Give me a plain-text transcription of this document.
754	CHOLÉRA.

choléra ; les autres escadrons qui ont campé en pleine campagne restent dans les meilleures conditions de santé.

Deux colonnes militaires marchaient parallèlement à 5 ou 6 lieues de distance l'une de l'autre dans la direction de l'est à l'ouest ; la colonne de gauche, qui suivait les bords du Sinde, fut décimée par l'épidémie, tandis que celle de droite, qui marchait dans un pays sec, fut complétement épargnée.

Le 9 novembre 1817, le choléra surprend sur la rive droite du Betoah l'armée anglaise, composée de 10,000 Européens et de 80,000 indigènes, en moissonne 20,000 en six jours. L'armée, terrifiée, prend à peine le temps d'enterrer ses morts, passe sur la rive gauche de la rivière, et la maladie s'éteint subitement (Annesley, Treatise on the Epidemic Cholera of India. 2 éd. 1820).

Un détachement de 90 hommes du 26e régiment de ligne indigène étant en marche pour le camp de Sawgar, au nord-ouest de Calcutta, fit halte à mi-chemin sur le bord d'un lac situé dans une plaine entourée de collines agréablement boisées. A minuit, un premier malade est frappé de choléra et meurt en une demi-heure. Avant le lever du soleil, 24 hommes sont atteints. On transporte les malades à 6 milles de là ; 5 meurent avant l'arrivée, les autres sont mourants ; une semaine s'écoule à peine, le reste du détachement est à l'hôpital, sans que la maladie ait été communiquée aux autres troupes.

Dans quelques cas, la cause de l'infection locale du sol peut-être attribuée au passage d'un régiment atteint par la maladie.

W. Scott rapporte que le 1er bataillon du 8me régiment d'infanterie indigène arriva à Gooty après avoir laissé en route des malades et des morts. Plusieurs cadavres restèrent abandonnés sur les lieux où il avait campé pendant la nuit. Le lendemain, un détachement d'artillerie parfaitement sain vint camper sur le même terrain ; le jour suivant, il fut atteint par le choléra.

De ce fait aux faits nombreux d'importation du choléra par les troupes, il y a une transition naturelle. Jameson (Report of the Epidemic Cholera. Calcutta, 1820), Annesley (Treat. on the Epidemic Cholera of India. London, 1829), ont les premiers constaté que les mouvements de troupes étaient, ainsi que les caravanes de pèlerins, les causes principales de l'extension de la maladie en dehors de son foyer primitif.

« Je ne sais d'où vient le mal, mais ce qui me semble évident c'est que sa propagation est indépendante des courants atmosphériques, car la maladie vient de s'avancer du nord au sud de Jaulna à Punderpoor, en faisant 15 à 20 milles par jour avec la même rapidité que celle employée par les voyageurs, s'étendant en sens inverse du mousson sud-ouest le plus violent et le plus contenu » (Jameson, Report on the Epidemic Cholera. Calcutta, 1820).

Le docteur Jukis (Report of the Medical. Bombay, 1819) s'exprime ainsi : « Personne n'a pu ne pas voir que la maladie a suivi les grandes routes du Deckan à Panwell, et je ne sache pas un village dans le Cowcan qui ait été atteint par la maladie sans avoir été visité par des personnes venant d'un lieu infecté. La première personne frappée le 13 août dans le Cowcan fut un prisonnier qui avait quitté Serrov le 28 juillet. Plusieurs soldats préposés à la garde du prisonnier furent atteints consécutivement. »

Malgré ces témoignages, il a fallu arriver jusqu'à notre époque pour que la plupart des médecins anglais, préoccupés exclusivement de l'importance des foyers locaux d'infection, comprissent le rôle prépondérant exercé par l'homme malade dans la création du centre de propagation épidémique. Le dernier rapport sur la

= = = = =

WHAT IS NEEDED: Where a line in the material contains "infection", copy that line.

FULL SOLUTION:
Dans quelques cas, la cause de l'infection locale du sol peut-être attribuée au passage d'un régiment atteint par la maladie.
Malgré ces témoignages, il a fallu arriver jusqu'à notre époque pour que la plupart des médecins anglais, préoccupés exclusivement de l'importance des foyers locaux d'infection, comprissent le rôle prépondérant exercé par l'homme malade dans la création du centre de propagation épidémique. Le dernier rapport sur la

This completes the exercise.